- [Challenge]:
Print the complete set of entries exactly.

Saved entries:

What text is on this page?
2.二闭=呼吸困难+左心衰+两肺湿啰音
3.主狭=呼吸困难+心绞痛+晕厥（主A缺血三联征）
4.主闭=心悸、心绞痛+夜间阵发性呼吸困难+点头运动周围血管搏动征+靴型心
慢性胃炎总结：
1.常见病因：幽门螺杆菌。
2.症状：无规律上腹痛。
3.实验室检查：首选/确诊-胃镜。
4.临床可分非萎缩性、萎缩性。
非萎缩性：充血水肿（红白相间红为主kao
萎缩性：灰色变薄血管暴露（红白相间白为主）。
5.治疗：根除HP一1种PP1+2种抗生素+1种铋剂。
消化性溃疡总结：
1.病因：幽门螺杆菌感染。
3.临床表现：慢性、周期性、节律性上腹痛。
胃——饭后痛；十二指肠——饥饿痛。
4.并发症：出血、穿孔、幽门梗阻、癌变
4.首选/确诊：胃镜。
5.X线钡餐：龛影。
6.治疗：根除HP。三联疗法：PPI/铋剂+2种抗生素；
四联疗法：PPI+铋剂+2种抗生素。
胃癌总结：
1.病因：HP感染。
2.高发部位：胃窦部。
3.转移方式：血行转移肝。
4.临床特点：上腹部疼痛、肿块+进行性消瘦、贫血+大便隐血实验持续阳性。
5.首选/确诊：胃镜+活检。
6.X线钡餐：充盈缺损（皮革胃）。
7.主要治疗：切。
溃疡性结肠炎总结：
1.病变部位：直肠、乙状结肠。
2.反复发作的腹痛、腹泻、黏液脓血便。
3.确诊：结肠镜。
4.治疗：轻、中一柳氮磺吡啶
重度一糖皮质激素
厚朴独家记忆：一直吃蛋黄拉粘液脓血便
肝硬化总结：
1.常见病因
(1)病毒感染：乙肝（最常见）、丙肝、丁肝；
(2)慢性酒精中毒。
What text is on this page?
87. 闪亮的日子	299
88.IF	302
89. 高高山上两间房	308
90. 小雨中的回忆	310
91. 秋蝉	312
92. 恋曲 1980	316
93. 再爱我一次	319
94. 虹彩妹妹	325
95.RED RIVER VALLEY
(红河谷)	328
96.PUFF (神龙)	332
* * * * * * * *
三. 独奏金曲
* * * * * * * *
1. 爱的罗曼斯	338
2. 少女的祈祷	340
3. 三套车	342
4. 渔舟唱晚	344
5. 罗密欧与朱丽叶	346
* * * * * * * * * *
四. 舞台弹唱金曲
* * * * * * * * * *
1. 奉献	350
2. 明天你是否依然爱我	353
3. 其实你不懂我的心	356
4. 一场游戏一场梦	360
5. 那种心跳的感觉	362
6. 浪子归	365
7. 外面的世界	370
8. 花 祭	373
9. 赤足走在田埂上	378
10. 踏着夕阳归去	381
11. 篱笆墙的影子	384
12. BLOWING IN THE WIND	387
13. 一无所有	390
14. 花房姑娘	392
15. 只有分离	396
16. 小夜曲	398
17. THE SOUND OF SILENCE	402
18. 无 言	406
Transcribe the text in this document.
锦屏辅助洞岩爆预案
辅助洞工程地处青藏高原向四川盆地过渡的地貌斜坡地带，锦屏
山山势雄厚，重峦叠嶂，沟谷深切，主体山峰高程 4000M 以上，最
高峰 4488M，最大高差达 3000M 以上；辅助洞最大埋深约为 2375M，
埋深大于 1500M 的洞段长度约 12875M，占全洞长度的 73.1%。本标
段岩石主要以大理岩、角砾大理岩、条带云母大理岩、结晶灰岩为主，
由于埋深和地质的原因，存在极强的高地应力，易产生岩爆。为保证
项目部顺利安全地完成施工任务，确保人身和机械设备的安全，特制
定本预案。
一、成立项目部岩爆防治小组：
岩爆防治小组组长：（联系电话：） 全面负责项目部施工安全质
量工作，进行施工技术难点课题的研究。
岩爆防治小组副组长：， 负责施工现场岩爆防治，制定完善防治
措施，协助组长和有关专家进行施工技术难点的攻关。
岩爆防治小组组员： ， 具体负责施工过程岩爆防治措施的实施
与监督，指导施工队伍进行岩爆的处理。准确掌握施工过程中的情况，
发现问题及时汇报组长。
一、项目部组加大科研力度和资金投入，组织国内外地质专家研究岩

- [Answer]:
What text is on this page?
2.二闭=呼吸困难+左心衰+两肺湿啰音
3.主狭=呼吸困难+心绞痛+晕厥（主A缺血三联征）
4.主闭=心悸、心绞痛+夜间阵发性呼吸困难+点头运动周围血管搏动征+靴型心
慢性胃炎总结：
1.常见病因：幽门螺杆菌。
2.症状：无规律上腹痛。
3.实验室检查：首选/确诊-胃镜。
4.临床可分非萎缩性、萎缩性。
非萎缩性：充血水肿（红白相间红为主kao
萎缩性：灰色变薄血管暴露（红白相间白为主）。
5.治疗：根除HP一1种PP1+2种抗生素+1种铋剂。
消化性溃疡总结：
1.病因：幽门螺杆菌感染。
3.临床表现：慢性、周期性、节律性上腹痛。
胃——饭后痛；十二指肠——饥饿痛。
4.并发症：出血、穿孔、幽门梗阻、癌变
4.首选/确诊：胃镜。
5.X线钡餐：龛影。
6.治疗：根除HP。三联疗法：PPI/铋剂+2种抗生素；
四联疗法：PPI+铋剂+2种抗生素。
胃癌总结：
1.病因：HP感染。
2.高发部位：胃窦部。
3.转移方式：血行转移肝。
4.临床特点：上腹部疼痛、肿块+进行性消瘦、贫血+大便隐血实验持续阳性。
5.首选/确诊：胃镜+活检。
6.X线钡餐：充盈缺损（皮革胃）。
7.主要治疗：切。
溃疡性结肠炎总结：
1.病变部位：直肠、乙状结肠。
2.反复发作的腹痛、腹泻、黏液脓血便。
3.确诊：结肠镜。
4.治疗：轻、中一柳氮磺吡啶
重度一糖皮质激素
厚朴独家记忆：一直吃蛋黄拉粘液脓血便
肝硬化总结：
1.常见病因
(1)病毒感染：乙肝（最常见）、丙肝、丁肝；
(2)慢性酒精中毒。
What text is on this page?
87. 闪亮的日子	299
88.IF	302
89. 高高山上两间房	308
90. 小雨中的回忆	310
91. 秋蝉	312
92. 恋曲 1980	316
93. 再爱我一次	319
94. 虹彩妹妹	325
95.RED RIVER VALLEY
(红河谷)	328
96.PUFF (神龙)	332
* * * * * * * *
三. 独奏金曲
* * * * * * * *
1. 爱的罗曼斯	338
2. 少女的祈祷	340
3. 三套车	342
4. 渔舟唱晚	344
5. 罗密欧与朱丽叶	346
* * * * * * * * * *
四. 舞台弹唱金曲
* * * * * * * * * *
1. 奉献	350
2. 明天你是否依然爱我	353
3. 其实你不懂我的心	356
4. 一场游戏一场梦	360
5. 那种心跳的感觉	362
6. 浪子归	365
7. 外面的世界	370
8. 花 祭	373
9. 赤足走在田埂上	378
10. 踏着夕阳归去	381
11. 篱笆墙的影子	384
12. BLOWING IN THE WIND	387
13. 一无所有	390
14. 花房姑娘	392
15. 只有分离	396
16. 小夜曲	398
17. THE SOUND OF SILENCE	402
18. 无 言	406
Transcribe the text in this document.
锦屏辅助洞岩爆预案
辅助洞工程地处青藏高原向四川盆地过渡的地貌斜坡地带，锦屏
山山势雄厚，重峦叠嶂，沟谷深切，主体山峰高程 4000M 以上，最
高峰 4488M，最大高差达 3000M 以上；辅助洞最大埋深约为 2375M，
埋深大于 1500M 的洞段长度约 12875M，占全洞长度的 73.1%。本标
段岩石主要以大理岩、角砾大理岩、条带云母大理岩、结晶灰岩为主，
由于埋深和地质的原因，存在极强的高地应力，易产生岩爆。为保证
项目部顺利安全地完成施工任务，确保人身和机械设备的安全，特制
定本预案。
一、成立项目部岩爆防治小组：
岩爆防治小组组长：（联系电话：） 全面负责项目部施工安全质
量工作，进行施工技术难点课题的研究。
岩爆防治小组副组长：， 负责施工现场岩爆防治，制定完善防治
措施，协助组长和有关专家进行施工技术难点的攻关。
岩爆防治小组组员： ， 具体负责施工过程岩爆防治措施的实施
与监督，指导施工队伍进行岩爆的处理。准确掌握施工过程中的情况，
发现问题及时汇报组长。
一、项目部组加大科研力度和资金投入，组织国内外地质专家研究岩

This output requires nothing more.